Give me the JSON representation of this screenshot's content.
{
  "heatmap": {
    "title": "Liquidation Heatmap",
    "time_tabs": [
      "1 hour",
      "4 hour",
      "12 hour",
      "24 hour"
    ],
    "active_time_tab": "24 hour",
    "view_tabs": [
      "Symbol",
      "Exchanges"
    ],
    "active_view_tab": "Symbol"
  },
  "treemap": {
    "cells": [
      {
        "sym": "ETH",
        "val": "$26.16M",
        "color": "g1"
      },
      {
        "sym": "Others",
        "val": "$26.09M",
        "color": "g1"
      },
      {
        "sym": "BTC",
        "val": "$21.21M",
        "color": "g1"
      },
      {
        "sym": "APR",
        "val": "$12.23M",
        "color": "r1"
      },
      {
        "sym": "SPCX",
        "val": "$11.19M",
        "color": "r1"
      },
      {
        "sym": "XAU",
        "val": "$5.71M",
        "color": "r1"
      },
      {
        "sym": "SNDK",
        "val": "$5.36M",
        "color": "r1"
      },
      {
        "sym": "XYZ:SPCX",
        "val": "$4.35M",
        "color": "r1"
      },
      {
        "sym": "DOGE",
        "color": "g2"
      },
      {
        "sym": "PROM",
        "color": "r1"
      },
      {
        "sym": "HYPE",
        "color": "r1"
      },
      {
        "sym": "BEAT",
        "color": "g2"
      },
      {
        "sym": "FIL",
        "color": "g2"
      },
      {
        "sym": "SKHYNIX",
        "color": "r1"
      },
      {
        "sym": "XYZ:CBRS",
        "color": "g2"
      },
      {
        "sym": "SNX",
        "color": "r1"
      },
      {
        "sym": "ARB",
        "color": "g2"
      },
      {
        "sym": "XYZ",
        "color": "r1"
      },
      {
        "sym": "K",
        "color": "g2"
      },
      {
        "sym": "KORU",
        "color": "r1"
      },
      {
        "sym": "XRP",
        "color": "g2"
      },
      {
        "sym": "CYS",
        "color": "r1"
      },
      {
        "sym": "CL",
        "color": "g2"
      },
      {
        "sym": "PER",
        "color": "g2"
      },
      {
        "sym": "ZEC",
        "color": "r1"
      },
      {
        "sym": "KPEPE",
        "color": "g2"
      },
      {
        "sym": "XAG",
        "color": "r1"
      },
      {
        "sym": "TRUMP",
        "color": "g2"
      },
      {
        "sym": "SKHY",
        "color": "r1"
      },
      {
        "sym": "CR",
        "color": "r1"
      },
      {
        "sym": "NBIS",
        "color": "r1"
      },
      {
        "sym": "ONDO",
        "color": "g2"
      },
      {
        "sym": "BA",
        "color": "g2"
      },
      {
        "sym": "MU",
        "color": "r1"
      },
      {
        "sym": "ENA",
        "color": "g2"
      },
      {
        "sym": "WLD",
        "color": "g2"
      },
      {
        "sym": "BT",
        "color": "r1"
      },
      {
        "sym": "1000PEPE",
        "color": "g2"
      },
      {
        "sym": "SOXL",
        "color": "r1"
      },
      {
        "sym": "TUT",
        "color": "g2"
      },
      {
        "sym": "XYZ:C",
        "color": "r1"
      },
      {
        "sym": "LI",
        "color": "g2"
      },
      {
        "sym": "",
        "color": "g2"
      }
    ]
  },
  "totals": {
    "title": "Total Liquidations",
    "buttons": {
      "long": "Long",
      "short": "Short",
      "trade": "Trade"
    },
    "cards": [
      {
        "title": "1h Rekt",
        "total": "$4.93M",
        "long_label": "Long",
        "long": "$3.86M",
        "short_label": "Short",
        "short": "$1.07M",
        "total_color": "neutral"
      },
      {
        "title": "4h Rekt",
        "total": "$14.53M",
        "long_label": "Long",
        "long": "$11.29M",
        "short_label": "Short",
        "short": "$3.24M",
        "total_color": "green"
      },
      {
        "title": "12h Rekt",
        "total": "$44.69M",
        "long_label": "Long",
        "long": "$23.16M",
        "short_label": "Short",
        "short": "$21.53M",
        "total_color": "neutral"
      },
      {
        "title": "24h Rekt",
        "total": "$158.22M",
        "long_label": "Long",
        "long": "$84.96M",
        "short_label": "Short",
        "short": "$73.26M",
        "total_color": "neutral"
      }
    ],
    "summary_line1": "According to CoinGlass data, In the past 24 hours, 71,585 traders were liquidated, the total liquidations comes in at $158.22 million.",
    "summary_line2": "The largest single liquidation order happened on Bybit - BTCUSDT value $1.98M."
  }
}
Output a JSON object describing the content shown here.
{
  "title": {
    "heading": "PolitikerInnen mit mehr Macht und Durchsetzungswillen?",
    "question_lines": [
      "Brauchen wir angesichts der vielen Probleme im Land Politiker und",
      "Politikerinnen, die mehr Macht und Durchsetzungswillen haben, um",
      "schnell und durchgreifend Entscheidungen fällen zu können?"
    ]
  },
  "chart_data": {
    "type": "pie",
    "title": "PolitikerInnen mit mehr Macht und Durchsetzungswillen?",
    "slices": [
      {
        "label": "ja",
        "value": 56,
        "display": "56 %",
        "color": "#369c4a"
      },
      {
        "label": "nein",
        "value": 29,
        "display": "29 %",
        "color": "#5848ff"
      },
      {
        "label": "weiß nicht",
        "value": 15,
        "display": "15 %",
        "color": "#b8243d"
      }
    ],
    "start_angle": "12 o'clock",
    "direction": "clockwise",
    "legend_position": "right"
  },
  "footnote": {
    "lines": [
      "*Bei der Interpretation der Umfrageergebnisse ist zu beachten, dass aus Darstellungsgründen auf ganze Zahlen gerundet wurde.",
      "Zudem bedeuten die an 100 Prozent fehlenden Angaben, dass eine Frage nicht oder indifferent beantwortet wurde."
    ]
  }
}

→ What the task asks: Print every record above exactly as written.

→ Exercise result:
Give me the JSON representation of this screenshot's content.
{
  "heatmap": {
    "title": "Liquidation Heatmap",
    "time_tabs": [
      "1 hour",
      "4 hour",
      "12 hour",
      "24 hour"
    ],
    "active_time_tab": "24 hour",
    "view_tabs": [
      "Symbol",
      "Exchanges"
    ],
    "active_view_tab": "Symbol"
  },
  "treemap": {
    "cells": [
      {
        "sym": "ETH",
        "val": "$26.16M",
        "color": "g1"
      },
      {
        "sym": "Others",
        "val": "$26.09M",
        "color": "g1"
      },
      {
        "sym": "BTC",
        "val": "$21.21M",
        "color": "g1"
      },
      {
        "sym": "APR",
        "val": "$12.23M",
        "color": "r1"
      },
      {
        "sym": "SPCX",
        "val": "$11.19M",
        "color": "r1"
      },
      {
        "sym": "XAU",
        "val": "$5.71M",
        "color": "r1"
      },
      {
        "sym": "SNDK",
        "val": "$5.36M",
        "color": "r1"
      },
      {
        "sym": "XYZ:SPCX",
        "val": "$4.35M",
        "color": "r1"
      },
      {
        "sym": "DOGE",
        "color": "g2"
      },
      {
        "sym": "PROM",
        "color": "r1"
      },
      {
        "sym": "HYPE",
        "color": "r1"
      },
      {
        "sym": "BEAT",
        "color": "g2"
      },
      {
        "sym": "FIL",
        "color": "g2"
      },
      {
        "sym": "SKHYNIX",
        "color": "r1"
      },
      {
        "sym": "XYZ:CBRS",
        "color": "g2"
      },
      {
        "sym": "SNX",
        "color": "r1"
      },
      {
        "sym": "ARB",
        "color": "g2"
      },
      {
        "sym": "XYZ",
        "color": "r1"
      },
      {
        "sym": "K",
        "color": "g2"
      },
      {
        "sym": "KORU",
        "color": "r1"
      },
      {
        "sym": "XRP",
        "color": "g2"
      },
      {
        "sym": "CYS",
        "color": "r1"
      },
      {
        "sym": "CL",
        "color": "g2"
      },
      {
        "sym": "PER",
        "color": "g2"
      },
      {
        "sym": "ZEC",
        "color": "r1"
      },
      {
        "sym": "KPEPE",
        "color": "g2"
      },
      {
        "sym": "XAG",
        "color": "r1"
      },
      {
        "sym": "TRUMP",
        "color": "g2"
      },
      {
        "sym": "SKHY",
        "color": "r1"
      },
      {
        "sym": "CR",
        "color": "r1"
      },
      {
        "sym": "NBIS",
        "color": "r1"
      },
      {
        "sym": "ONDO",
        "color": "g2"
      },
      {
        "sym": "BA",
        "color": "g2"
      },
      {
        "sym": "MU",
        "color": "r1"
      },
      {
        "sym": "ENA",
        "color": "g2"
      },
      {
        "sym": "WLD",
        "color": "g2"
      },
      {
        "sym": "BT",
        "color": "r1"
      },
      {
        "sym": "1000PEPE",
        "color": "g2"
      },
      {
        "sym": "SOXL",
        "color": "r1"
      },
      {
        "sym": "TUT",
        "color": "g2"
      },
      {
        "sym": "XYZ:C",
        "color": "r1"
      },
      {
        "sym": "LI",
        "color": "g2"
      },
      {
        "sym": "",
        "color": "g2"
      }
    ]
  },
  "totals": {
    "title": "Total Liquidations",
    "buttons": {
      "long": "Long",
      "short": "Short",
      "trade": "Trade"
    },
    "cards": [
      {
        "title": "1h Rekt",
        "total": "$4.93M",
        "long_label": "Long",
        "long": "$3.86M",
        "short_label": "Short",
        "short": "$1.07M",
        "total_color": "neutral"
      },
      {
        "title": "4h Rekt",
        "total": "$14.53M",
        "long_label": "Long",
        "long": "$11.29M",
        "short_label": "Short",
        "short": "$3.24M",
        "total_color": "green"
      },
      {
        "title": "12h Rekt",
        "total": "$44.69M",
        "long_label": "Long",
        "long": "$23.16M",
        "short_label": "Short",
        "short": "$21.53M",
        "total_color": "neutral"
      },
      {
        "title": "24h Rekt",
        "total": "$158.22M",
        "long_label": "Long",
        "long": "$84.96M",
        "short_label": "Short",
        "short": "$73.26M",
        "total_color": "neutral"
      }
    ],
    "summary_line1": "According to CoinGlass data, In the past 24 hours, 71,585 traders were liquidated, the total liquidations comes in at $158.22 million.",
    "summary_line2": "The largest single liquidation order happened on Bybit - BTCUSDT value $1.98M."
  }
}
Output a JSON object describing the content shown here.
{
  "title": {
    "heading": "PolitikerInnen mit mehr Macht und Durchsetzungswillen?",
    "question_lines": [
      "Brauchen wir angesichts der vielen Probleme im Land Politiker und",
      "Politikerinnen, die mehr Macht und Durchsetzungswillen haben, um",
      "schnell und durchgreifend Entscheidungen fällen zu können?"
    ]
  },
  "chart_data": {
    "type": "pie",
    "title": "PolitikerInnen mit mehr Macht und Durchsetzungswillen?",
    "slices": [
      {
        "label": "ja",
        "value": 56,
        "display": "56 %",
        "color": "#369c4a"
      },
      {
        "label": "nein",
        "value": 29,
        "display": "29 %",
        "color": "#5848ff"
      },
      {
        "label": "weiß nicht",
        "value": 15,
        "display": "15 %",
        "color": "#b8243d"
      }
    ],
    "start_angle": "12 o'clock",
    "direction": "clockwise",
    "legend_position": "right"
  },
  "footnote": {
    "lines": [
      "*Bei der Interpretation der Umfrageergebnisse ist zu beachten, dass aus Darstellungsgründen auf ganze Zahlen gerundet wurde.",
      "Zudem bedeuten die an 100 Prozent fehlenden Angaben, dass eine Frage nicht oder indifferent beantwortet wurde."
    ]
  }
}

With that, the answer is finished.